Reproduce the data in its entirety, exactly as supplied.

[Dataset listings of figures]

──────

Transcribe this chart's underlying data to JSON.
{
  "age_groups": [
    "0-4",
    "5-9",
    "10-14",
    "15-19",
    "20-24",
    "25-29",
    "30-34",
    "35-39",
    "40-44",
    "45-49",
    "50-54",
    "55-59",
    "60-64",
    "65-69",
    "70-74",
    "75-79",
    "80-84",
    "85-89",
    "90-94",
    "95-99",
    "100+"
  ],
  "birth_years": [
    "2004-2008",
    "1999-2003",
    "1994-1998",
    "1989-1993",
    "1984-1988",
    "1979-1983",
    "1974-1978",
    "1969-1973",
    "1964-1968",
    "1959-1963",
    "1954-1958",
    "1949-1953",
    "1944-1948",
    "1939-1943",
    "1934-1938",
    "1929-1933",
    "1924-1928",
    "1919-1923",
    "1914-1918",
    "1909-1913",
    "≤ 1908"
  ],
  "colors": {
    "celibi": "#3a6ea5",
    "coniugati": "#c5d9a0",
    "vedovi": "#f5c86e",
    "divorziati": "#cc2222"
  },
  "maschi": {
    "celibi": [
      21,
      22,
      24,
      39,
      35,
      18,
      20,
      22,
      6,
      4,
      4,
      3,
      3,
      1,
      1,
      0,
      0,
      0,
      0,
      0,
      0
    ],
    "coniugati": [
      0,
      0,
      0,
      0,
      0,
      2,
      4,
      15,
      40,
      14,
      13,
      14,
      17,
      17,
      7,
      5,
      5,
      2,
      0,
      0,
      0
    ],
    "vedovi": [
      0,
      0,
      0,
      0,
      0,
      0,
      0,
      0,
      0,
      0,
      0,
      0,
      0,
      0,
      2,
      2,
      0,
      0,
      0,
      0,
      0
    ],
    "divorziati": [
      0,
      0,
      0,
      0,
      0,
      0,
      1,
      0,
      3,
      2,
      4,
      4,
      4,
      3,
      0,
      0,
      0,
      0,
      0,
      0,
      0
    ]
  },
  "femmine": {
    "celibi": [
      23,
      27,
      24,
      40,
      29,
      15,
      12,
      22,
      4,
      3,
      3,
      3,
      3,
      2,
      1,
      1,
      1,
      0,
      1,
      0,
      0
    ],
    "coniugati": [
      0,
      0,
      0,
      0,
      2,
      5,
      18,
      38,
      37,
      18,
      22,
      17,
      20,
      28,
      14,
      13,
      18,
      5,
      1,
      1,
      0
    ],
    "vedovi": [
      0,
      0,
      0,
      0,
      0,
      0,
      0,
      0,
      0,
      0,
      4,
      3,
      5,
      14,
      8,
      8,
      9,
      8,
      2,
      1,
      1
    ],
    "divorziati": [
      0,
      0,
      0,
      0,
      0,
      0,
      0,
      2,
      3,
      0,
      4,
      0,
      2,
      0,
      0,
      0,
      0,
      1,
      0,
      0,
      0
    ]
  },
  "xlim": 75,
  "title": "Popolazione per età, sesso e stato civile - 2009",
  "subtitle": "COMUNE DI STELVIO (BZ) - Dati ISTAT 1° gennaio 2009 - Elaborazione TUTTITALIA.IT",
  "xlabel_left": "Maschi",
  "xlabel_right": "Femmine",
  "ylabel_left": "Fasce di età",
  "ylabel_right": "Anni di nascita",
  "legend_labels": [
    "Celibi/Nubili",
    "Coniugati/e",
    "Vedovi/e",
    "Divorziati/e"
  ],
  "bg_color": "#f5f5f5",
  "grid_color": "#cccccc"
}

──────

--- Task solution ---
Transcribe this chart's underlying data to JSON.
{
  "age_groups": [
    "0-4",
    "5-9",
    "10-14",
    "15-19",
    "20-24",
    "25-29",
    "30-34",
    "35-39",
    "40-44",
    "45-49",
    "50-54",
    "55-59",
    "60-64",
    "65-69",
    "70-74",
    "75-79",
    "80-84",
    "85-89",
    "90-94",
    "95-99",
    "100+"
  ],
  "birth_years": [
    "2004-2008",
    "1999-2003",
    "1994-1998",
    "1989-1993",
    "1984-1988",
    "1979-1983",
    "1974-1978",
    "1969-1973",
    "1964-1968",
    "1959-1963",
    "1954-1958",
    "1949-1953",
    "1944-1948",
    "1939-1943",
    "1934-1938",
    "1929-1933",
    "1924-1928",
    "1919-1923",
    "1914-1918",
    "1909-1913",
    "≤ 1908"
  ],
  "colors": {
    "celibi": "#3a6ea5",
    "coniugati": "#c5d9a0",
    "vedovi": "#f5c86e",
    "divorziati": "#cc2222"
  },
  "maschi": {
    "celibi": [
      21,
      22,
      24,
      39,
      35,
      18,
      20,
      22,
      6,
      4,
      4,
      3,
      3,
      1,
      1,
      0,
      0,
      0,
      0,
      0,
      0
    ],
    "coniugati": [
      0,
      0,
      0,
      0,
      0,
      2,
      4,
      15,
      40,
      14,
      13,
      14,
      17,
      17,
      7,
      5,
      5,
      2,
      0,
      0,
      0
    ],
    "vedovi": [
      0,
      0,
      0,
      0,
      0,
      0,
      0,
      0,
      0,
      0,
      0,
      0,
      0,
      0,
      2,
      2,
      0,
      0,
      0,
      0,
      0
    ],
    "divorziati": [
      0,
      0,
      0,
      0,
      0,
      0,
      1,
      0,
      3,
      2,
      4,
      4,
      4,
      3,
      0,
      0,
      0,
      0,
      0,
      0,
      0
    ]
  },
  "femmine": {
    "celibi": [
      23,
      27,
      24,
      40,
      29,
      15,
      12,
      22,
      4,
      3,
      3,
      3,
      3,
      2,
      1,
      1,
      1,
      0,
      1,
      0,
      0
    ],
    "coniugati": [
      0,
      0,
      0,
      0,
      2,
      5,
      18,
      38,
      37,
      18,
      22,
      17,
      20,
      28,
      14,
      13,
      18,
      5,
      1,
      1,
      0
    ],
    "vedovi": [
      0,
      0,
      0,
      0,
      0,
      0,
      0,
      0,
      0,
      0,
      4,
      3,
      5,
      14,
      8,
      8,
      9,
      8,
      2,
      1,
      1
    ],
    "divorziati": [
      0,
      0,
      0,
      0,
      0,
      0,
      0,
      2,
      3,
      0,
      4,
      0,
      2,
      0,
      0,
      0,
      0,
      1,
      0,
      0,
      0
    ]
  },
  "xlim": 75,
  "title": "Popolazione per età, sesso e stato civile - 2009",
  "subtitle": "COMUNE DI STELVIO (BZ) - Dati ISTAT 1° gennaio 2009 - Elaborazione TUTTITALIA.IT",
  "xlabel_left": "Maschi",
  "xlabel_right": "Femmine",
  "ylabel_left": "Fasce di età",
  "ylabel_right": "Anni di nascita",
  "legend_labels": [
    "Celibi/Nubili",
    "Coniugati/e",
    "Vedovi/e",
    "Divorziati/e"
  ],
  "bg_color": "#f5f5f5",
  "grid_color": "#cccccc"
}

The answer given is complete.